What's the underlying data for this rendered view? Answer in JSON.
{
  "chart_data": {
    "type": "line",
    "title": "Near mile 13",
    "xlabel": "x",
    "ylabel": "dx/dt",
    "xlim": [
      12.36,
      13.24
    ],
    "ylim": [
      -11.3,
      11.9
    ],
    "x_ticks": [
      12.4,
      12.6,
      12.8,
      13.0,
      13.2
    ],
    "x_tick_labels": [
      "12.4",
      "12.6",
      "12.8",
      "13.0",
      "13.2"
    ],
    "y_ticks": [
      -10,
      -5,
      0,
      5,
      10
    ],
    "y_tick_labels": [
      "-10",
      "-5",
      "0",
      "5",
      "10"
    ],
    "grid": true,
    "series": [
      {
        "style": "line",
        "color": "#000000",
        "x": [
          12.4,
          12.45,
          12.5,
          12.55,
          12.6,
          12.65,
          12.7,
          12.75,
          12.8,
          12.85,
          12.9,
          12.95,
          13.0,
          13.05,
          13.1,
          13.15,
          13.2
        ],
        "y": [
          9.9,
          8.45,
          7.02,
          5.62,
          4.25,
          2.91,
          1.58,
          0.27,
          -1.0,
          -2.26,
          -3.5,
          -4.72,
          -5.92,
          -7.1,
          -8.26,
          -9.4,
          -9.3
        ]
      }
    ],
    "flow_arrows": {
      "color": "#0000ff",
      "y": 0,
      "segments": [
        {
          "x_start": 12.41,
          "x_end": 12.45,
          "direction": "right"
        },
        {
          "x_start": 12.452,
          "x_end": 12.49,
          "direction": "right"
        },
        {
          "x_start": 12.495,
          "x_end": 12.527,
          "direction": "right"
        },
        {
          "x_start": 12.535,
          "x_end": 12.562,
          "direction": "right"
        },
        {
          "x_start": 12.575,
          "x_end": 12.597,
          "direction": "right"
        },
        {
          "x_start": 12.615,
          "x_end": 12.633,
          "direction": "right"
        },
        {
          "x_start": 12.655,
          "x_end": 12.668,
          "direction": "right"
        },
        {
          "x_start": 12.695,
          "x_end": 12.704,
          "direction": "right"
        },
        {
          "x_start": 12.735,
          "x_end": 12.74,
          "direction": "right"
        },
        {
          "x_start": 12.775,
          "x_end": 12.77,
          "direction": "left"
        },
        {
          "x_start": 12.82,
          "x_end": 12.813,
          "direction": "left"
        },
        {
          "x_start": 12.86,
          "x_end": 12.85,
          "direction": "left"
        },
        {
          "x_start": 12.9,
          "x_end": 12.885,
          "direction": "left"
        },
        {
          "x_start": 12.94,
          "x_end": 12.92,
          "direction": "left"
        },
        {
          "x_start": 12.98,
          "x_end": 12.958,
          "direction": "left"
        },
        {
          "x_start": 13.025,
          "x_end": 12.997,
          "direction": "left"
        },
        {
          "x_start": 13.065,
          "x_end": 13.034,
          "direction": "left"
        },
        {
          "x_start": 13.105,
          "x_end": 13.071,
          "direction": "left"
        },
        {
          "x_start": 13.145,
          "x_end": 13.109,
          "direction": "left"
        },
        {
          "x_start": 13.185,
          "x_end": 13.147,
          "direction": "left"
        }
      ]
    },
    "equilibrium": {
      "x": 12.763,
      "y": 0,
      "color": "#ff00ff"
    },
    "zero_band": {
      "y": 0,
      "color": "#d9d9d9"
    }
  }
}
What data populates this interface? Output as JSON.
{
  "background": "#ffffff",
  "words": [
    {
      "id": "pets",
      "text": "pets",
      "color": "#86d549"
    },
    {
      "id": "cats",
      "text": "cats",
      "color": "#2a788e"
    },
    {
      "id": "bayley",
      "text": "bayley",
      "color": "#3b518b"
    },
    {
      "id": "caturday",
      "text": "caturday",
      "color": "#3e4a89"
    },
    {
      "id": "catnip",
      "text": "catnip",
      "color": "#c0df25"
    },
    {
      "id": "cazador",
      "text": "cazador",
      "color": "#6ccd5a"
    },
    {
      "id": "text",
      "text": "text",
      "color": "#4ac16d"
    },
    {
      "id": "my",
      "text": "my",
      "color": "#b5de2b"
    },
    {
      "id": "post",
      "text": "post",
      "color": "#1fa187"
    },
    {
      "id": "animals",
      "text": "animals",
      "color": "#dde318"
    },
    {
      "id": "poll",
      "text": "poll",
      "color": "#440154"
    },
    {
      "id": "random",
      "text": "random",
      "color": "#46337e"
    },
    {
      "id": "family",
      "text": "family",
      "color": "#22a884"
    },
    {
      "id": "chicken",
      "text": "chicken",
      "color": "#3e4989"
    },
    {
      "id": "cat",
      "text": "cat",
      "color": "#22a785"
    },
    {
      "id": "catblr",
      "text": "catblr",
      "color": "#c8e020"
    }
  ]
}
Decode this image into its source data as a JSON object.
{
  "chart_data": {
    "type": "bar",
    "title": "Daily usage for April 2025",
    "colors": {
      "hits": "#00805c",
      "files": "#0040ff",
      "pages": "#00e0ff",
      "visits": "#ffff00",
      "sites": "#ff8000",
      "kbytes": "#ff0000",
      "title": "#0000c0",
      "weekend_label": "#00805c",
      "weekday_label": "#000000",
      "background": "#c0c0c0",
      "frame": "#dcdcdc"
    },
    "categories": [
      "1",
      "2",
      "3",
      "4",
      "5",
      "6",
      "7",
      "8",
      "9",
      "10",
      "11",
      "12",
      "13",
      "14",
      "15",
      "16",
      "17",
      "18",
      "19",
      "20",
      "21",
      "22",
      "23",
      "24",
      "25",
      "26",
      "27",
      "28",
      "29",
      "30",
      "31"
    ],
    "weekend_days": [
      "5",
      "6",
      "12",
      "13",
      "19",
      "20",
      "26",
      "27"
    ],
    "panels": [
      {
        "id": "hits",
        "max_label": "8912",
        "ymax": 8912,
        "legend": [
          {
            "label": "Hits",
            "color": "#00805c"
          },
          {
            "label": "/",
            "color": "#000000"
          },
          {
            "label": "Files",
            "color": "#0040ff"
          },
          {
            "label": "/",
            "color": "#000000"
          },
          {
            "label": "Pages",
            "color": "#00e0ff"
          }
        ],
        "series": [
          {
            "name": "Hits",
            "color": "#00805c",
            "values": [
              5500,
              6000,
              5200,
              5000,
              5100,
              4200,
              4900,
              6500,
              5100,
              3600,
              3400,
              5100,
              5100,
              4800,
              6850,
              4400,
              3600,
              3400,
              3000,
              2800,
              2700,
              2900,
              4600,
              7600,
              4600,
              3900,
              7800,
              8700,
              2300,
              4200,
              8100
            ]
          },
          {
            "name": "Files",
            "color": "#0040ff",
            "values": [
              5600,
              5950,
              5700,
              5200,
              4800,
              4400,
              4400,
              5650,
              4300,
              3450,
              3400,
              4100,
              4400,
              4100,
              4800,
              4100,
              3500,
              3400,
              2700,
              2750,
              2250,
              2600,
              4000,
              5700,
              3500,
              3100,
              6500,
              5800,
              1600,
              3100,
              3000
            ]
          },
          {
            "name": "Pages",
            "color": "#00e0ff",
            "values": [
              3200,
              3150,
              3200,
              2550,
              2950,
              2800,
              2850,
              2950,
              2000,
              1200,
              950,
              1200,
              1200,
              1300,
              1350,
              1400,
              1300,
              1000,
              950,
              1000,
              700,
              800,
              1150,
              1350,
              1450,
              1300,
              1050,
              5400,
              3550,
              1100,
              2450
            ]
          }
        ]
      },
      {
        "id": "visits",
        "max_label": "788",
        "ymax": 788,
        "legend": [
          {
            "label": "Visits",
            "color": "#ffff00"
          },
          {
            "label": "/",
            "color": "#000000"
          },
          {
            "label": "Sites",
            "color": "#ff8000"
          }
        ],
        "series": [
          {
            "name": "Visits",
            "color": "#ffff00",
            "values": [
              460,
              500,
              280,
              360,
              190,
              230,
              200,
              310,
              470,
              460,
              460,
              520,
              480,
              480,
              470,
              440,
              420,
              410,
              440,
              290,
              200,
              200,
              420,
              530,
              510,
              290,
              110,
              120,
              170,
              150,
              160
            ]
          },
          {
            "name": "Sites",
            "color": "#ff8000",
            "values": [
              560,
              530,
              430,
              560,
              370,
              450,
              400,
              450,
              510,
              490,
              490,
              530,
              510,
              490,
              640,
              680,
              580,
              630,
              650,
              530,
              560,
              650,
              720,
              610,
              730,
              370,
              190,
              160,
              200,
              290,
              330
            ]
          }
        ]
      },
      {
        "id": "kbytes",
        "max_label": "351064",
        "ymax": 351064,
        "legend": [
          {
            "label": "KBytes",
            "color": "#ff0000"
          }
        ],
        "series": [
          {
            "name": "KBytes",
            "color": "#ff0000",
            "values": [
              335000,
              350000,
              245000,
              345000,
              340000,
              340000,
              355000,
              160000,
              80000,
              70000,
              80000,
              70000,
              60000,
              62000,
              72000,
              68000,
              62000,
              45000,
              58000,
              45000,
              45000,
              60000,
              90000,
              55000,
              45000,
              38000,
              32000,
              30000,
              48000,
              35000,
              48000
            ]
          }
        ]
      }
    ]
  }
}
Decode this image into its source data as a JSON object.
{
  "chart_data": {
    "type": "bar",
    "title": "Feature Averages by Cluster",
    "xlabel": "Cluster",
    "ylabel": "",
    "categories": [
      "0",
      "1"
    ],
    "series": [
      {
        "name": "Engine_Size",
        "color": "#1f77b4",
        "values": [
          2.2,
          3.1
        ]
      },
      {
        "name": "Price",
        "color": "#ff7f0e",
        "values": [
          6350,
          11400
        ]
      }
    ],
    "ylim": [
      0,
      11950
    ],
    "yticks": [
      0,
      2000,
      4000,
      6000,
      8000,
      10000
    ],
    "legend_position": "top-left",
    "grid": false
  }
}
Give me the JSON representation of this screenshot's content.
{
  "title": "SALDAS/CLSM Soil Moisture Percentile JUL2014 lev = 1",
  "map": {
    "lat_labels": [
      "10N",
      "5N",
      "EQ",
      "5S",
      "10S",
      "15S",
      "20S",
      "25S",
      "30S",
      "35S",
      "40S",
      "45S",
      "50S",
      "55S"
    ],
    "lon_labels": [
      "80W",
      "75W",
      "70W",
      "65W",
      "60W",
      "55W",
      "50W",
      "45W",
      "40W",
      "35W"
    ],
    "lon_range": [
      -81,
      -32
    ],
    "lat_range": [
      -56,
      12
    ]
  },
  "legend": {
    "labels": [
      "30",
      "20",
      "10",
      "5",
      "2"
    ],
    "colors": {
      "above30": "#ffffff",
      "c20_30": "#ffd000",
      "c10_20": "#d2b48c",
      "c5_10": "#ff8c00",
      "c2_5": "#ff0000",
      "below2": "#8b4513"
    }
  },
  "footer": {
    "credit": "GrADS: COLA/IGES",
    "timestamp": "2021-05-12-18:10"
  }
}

To do: Each line in the listing above that contains "What" should be copied.

Finished task:
What's the underlying data for this rendered view? Answer in JSON.
What data populates this interface? Output as JSON.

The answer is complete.